**Directions**
In the data, extract each line that holds the string "archive".

**Stored rows**
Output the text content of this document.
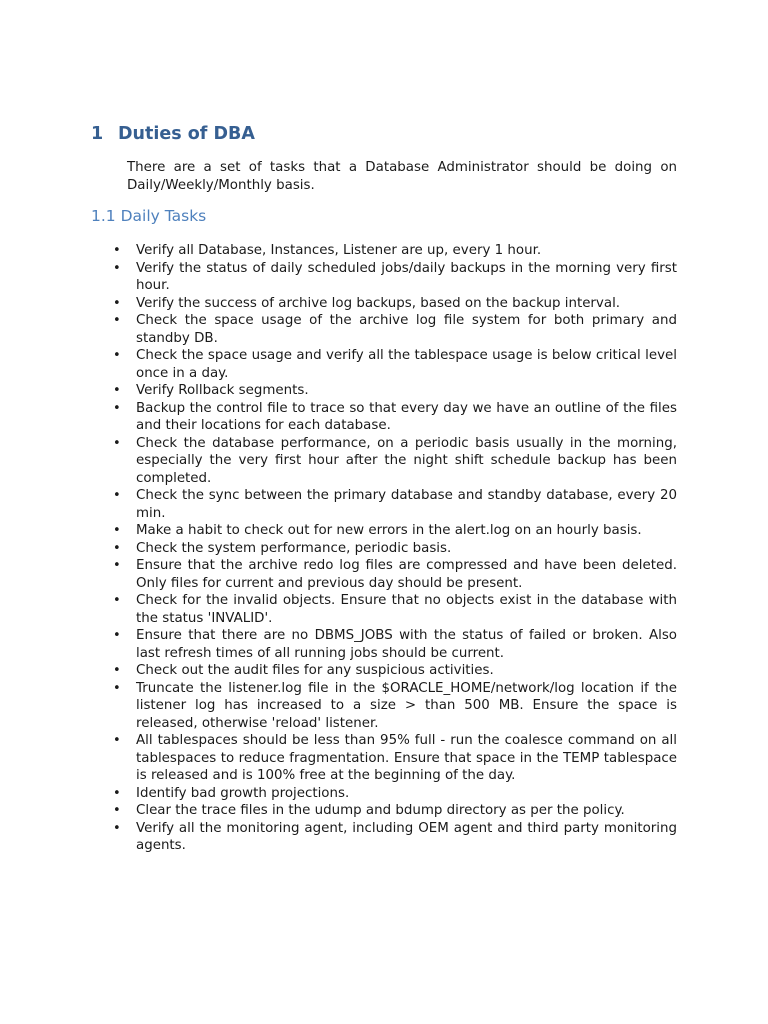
1 Duties of DBA
There are a set of tasks that a Database Administrator should be doing on Daily/Weekly/Monthly basis.
1.1 Daily Tasks
• Verify all Database, Instances, Listener are up, every 1 hour.
• Verify the status of daily scheduled jobs/daily backups in the morning very first hour.
• Verify the success of archive log backups, based on the backup interval.
• Check the space usage of the archive log file system for both primary and standby DB.
• Check the space usage and verify all the tablespace usage is below critical level once in a day.
• Verify Rollback segments.
• Backup the control file to trace so that every day we have an outline of the files and their locations for each database.
• Check the database performance, on a periodic basis usually in the morning, especially the very first hour after the night shift schedule backup has been completed.
• Check the sync between the primary database and standby database, every 20 min.
• Make a habit to check out for new errors in the alert.log on an hourly basis.
• Check the system performance, periodic basis.
• Ensure that the archive redo log files are compressed and have been deleted. Only files for current and previous day should be present.
• Check for the invalid objects. Ensure that no objects exist in the database with the status 'INVALID'.
• Ensure that there are no DBMS_JOBS with the status of failed or broken. Also last refresh times of all running jobs should be current.
• Check out the audit files for any suspicious activities.
• Truncate the listener.log file in the $ORACLE_HOME/network/log location if the listener log has increased to a size > than 500 MB. Ensure the space is released, otherwise 'reload' listener.
• All tablespaces should be less than 95% full - run the coalesce command on all tablespaces to reduce fragmentation. Ensure that space in the TEMP tablespace is released and is 100% free at the beginning of the day.
• Identify bad growth projections.
• Clear the trace files in the udump and bdump directory as per the policy.
• Verify all the monitoring agent, including OEM agent and third party monitoring agents.
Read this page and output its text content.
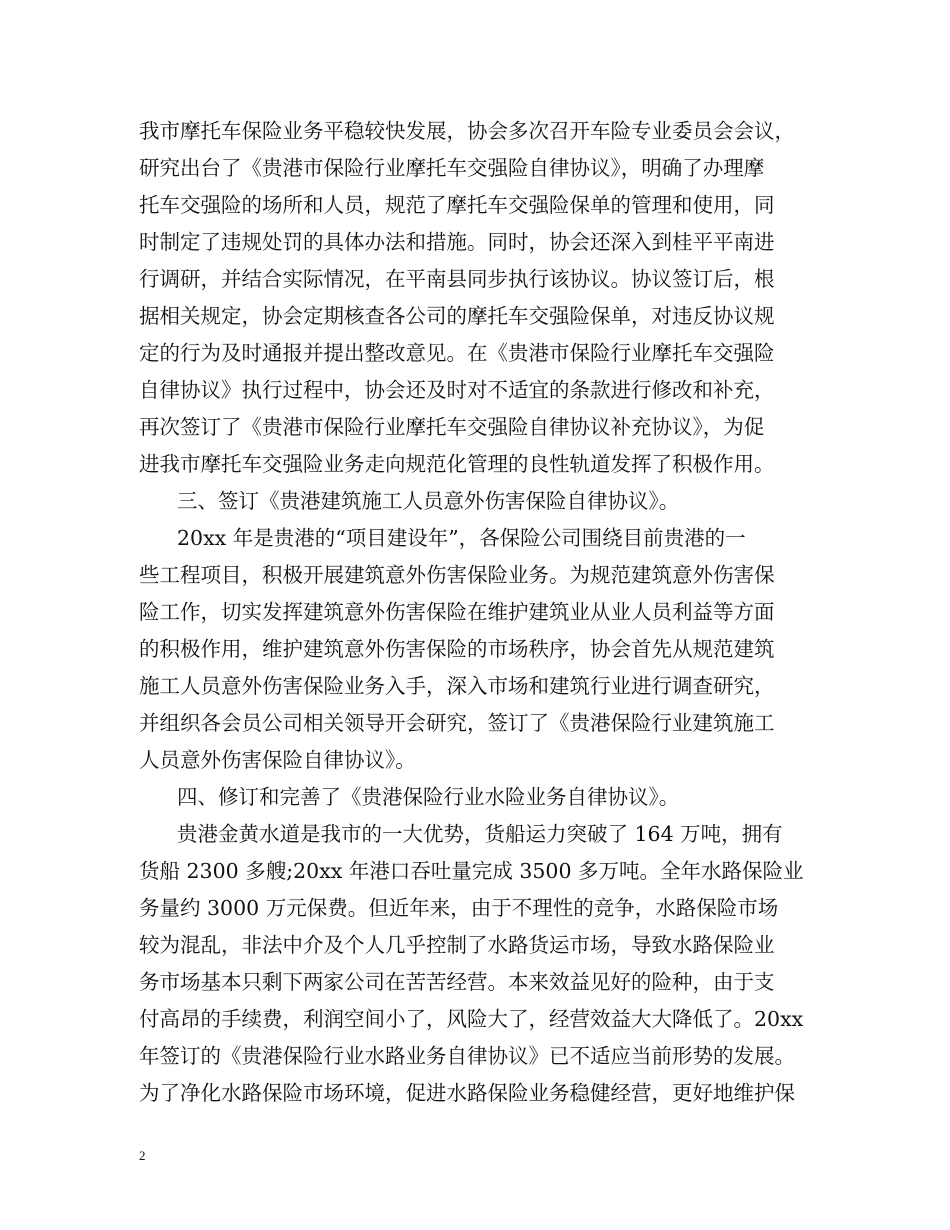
我市摩托车保险业务平稳较快发展，协会多次召开车险专业委员会会议，
研究出台了《贵港市保险行业摩托车交强险自律协议》，明确了办理摩
托车交强险的场所和人员，规范了摩托车交强险保单的管理和使用，同
时制定了违规处罚的具体办法和措施。同时，协会还深入到桂平平南进
行调研，并结合实际情况，在平南县同步执行该协议。协议签订后，根
据相关规定，协会定期核查各公司的摩托车交强险保单，对违反协议规
定的行为及时通报并提出整改意见。在《贵港市保险行业摩托车交强险
自律协议》执行过程中，协会还及时对不适宜的条款进行修改和补充，
再次签订了《贵港市保险行业摩托车交强险自律协议补充协议》，为促
进我市摩托车交强险业务走向规范化管理的良性轨道发挥了积极作用。
三、签订《贵港建筑施工人员意外伤害保险自律协议》。
20xx 年是贵港的“项目建设年”，各保险公司围绕目前贵港的一
些工程项目，积极开展建筑意外伤害保险业务。为规范建筑意外伤害保
险工作，切实发挥建筑意外伤害保险在维护建筑业从业人员利益等方面
的积极作用，维护建筑意外伤害保险的市场秩序，协会首先从规范建筑
施工人员意外伤害保险业务入手，深入市场和建筑行业进行调查研究，
并组织各会员公司相关领导开会研究，签订了《贵港保险行业建筑施工
人员意外伤害保险自律协议》。
四、修订和完善了《贵港保险行业水险业务自律协议》。
贵港金黄水道是我市的一大优势，货船运力突破了 164 万吨，拥有
货船 2300 多艘;20xx 年港口吞吐量完成 3500 多万吨。全年水路保险业
务量约 3000 万元保费。但近年来，由于不理性的竞争，水路保险市场
较为混乱，非法中介及个人几乎控制了水路货运市场，导致水路保险业
务市场基本只剩下两家公司在苦苦经营。本来效益见好的险种，由于支
付高昂的手续费，利润空间小了，风险大了，经营效益大大降低了。20xx
年签订的《贵港保险行业水路业务自律协议》已不适应当前形势的发展。
为了净化水路保险市场环境，促进水路保险业务稳健经营，更好地维护保
2
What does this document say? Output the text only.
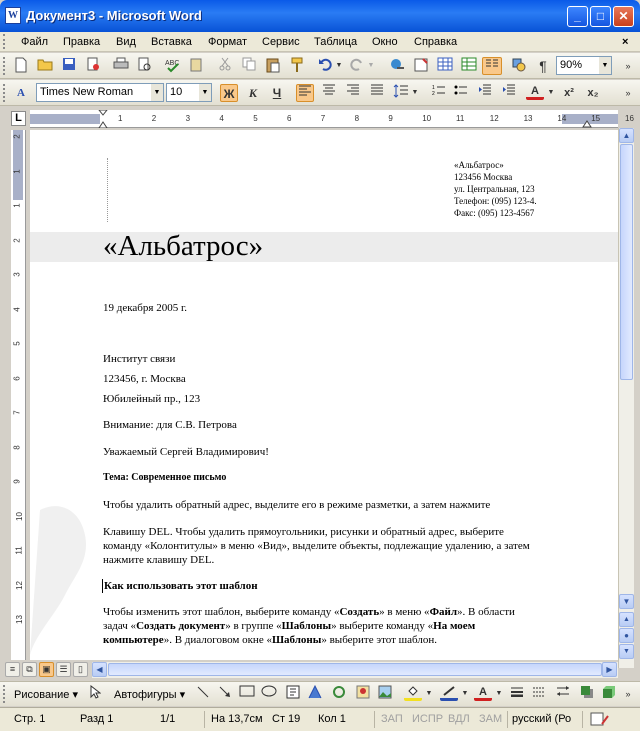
W Документ3 - Microsoft Word	_	□	✕
Файл Правка Вид Вставка Формат Сервис Таблица Окно Справка	×
ABC	▼	▼	¶	90%	▼	»
A	Times New Roman	▼ 10	▼ Ж	К	Ч	▼
1
2	A	▼ x²	x₂	»
L	1	2	3	4	5	6	7	8	9	10	11	12	13	14	15	16
2
1
1
2
3
4
5
6
7
8
9
10
11
12
13
«Альбатрос»
123456 Москва
ул. Центральная, 123
Телефон: (095) 123-4.
Факс: (095) 123-4567
«Альбатрос»
19 декабря 2005 г.
Институт связи
123456, г. Москва
Юбилейный пр., 123
Внимание: для С.В. Петрова
Уважаемый Сергей Владимирович!
Тема: Современное письмо
Чтобы удалить обратный адрес, выделите его в режиме разметки, а затем нажмите
Клавишу DEL. Чтобы удалить прямоугольники, рисунки и обратный адрес, выберите
команду «Колонтитулы» в меню «Вид», выделите объекты, подлежащие удалению, а затем
нажмите клавишу DEL.
Как использовать этот шаблон
Чтобы изменить этот шаблон, выберите команду «Создать» в меню «Файл». В области
задач «Создать документ» в группе «Шаблоны» выберите команду «На моем
компьютере». В диалоговом окне «Шаблоны» выберите этот шаблон.
▲
▼
▲
●
▼
≡	⧉	▣ ☰	▯	◀	▶
Рисование ▾	Автофигуры ▾	▼	▼ A	▼	»
Стр. 1	Разд 1	1/1	На 13,7см Ст 19 Кол 1	ЗАП ИСПР ВДЛ ЗАМ русский (Ро
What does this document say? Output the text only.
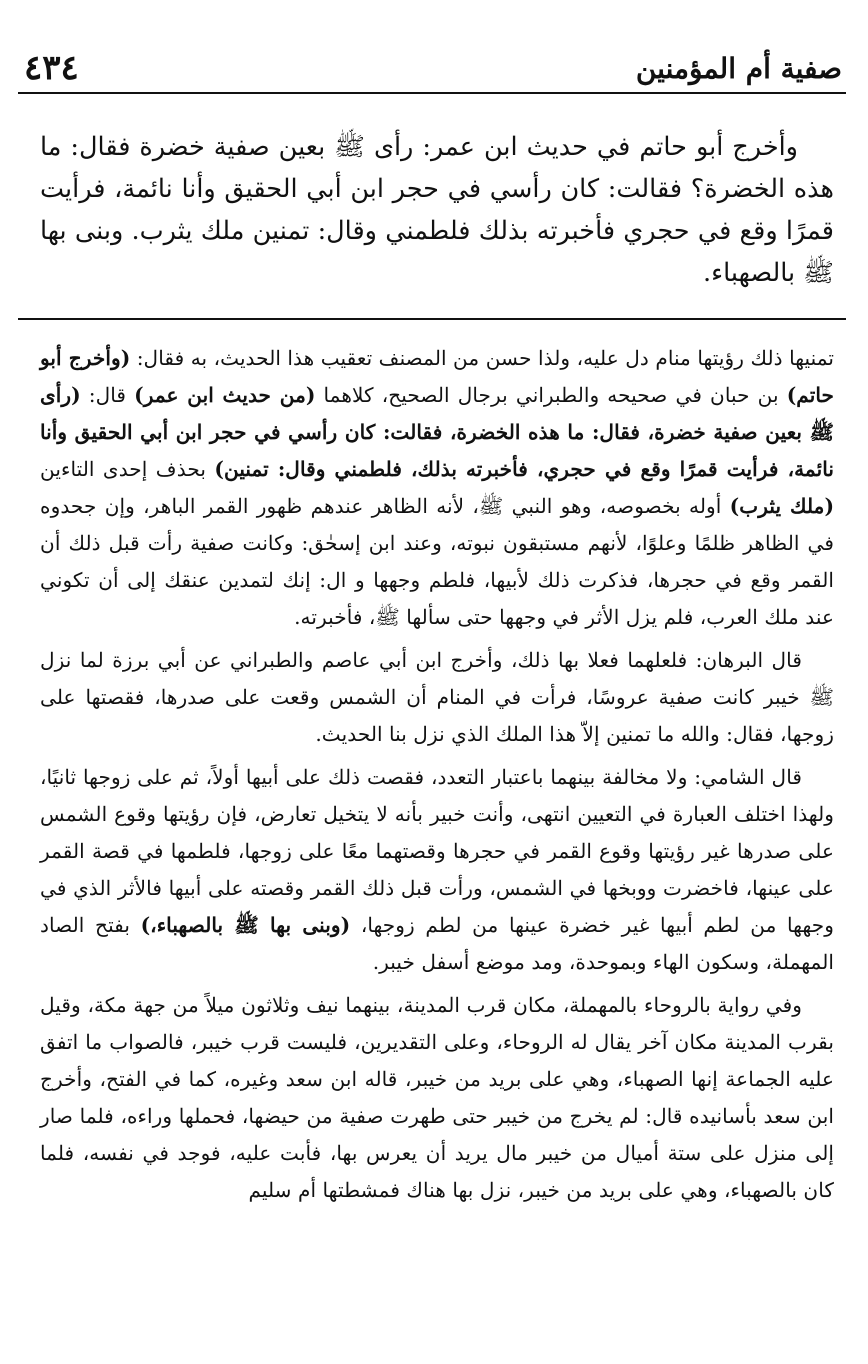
صفية أم المؤمنين
٤٣٤

وأخرج أبو حاتم في حديث ابن عمر: رأى ﷺ بعين صفية خضرة فقال: ما هذه الخضرة؟ فقالت: كان رأسي في حجر ابن أبي الحقيق وأنا نائمة، فرأيت قمرًا وقع في حجري فأخبرته بذلك فلطمني وقال: تمنين ملك يثرب. وبنى بها ﷺ بالصهباء.

تمنيها ذلك رؤيتها منام دل عليه، ولذا حسن من المصنف تعقيب هذا الحديث، به فقال: (وأخرج أبو حاتم) بن حبان في صحيحه والطبراني برجال الصحيح، كلاهما (من حديث ابن عمر) قال: (رأى ﷺ بعين صفية خضرة، فقال: ما هذه الخضرة، فقالت: كان رأسي في حجر ابن أبي الحقيق وأنا نائمة، فرأيت قمرًا وقع في حجري، فأخبرته بذلك، فلطمني وقال: تمنين) بحذف إحدى التاءين (ملك يثرب) أوله بخصوصه، وهو النبي ﷺ، لأنه الظاهر عندهم ظهور القمر الباهر، وإن جحدوه في الظاهر ظلمًا وعلوًا، لأنهم مستبقون نبوته، وعند ابن إسحٰق: وكانت صفية رأت قبل ذلك أن القمر وقع في حجرها، فذكرت ذلك لأبيها، فلطم وجهها و ال: إنك لتمدين عنقك إلى أن تكوني عند ملك العرب، فلم يزل الأثر في وجهها حتى سألها ﷺ، فأخبرته.

قال البرهان: فلعلهما فعلا بها ذلك، وأخرج ابن أبي عاصم والطبراني عن أبي برزة لما نزل ﷺ خيبر كانت صفية عروسًا، فرأت في المنام أن الشمس وقعت على صدرها، فقصتها على زوجها، فقال: والله ما تمنين إلاّ هذا الملك الذي نزل بنا الحديث.

قال الشامي: ولا مخالفة بينهما باعتبار التعدد، فقصت ذلك على أبيها أولاً، ثم على زوجها ثانيًا، ولهذا اختلف العبارة في التعيين انتهى، وأنت خبير بأنه لا يتخيل تعارض، فإن رؤيتها وقوع الشمس على صدرها غير رؤيتها وقوع القمر في حجرها وقصتهما معًا على زوجها، فلطمها في قصة القمر على عينها، فاخضرت ووبخها في الشمس، ورأت قبل ذلك القمر وقصته على أبيها فالأثر الذي في وجهها من لطم أبيها غير خضرة عينها من لطم زوجها، (وبنى بها ﷺ بالصهباء،) بفتح الصاد المهملة، وسكون الهاء وبموحدة، ومد موضع أسفل خيبر.

وفي رواية بالروحاء بالمهملة، مكان قرب المدينة، بينهما نيف وثلاثون ميلاً من جهة مكة، وقيل بقرب المدينة مكان آخر يقال له الروحاء، وعلى التقديرين، فليست قرب خيبر، فالصواب ما اتفق عليه الجماعة إنها الصهباء، وهي على بريد من خيبر، قاله ابن سعد وغيره، كما في الفتح، وأخرج ابن سعد بأسانيده قال: لم يخرج من خيبر حتى طهرت صفية من حيضها، فحملها وراءه، فلما صار إلى منزل على ستة أميال من خيبر مال يريد أن يعرس بها، فأبت عليه، فوجد في نفسه، فلما كان بالصهباء، وهي على بريد من خيبر، نزل بها هناك فمشطتها أم سليم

**Task solution**
• Verify the success of archive log backups, based on the backup interval.
• Check the space usage of the archive log file system for both primary and standby DB.
• Ensure that the archive redo log files are compressed and have been deleted. Only files for current and previous day should be present.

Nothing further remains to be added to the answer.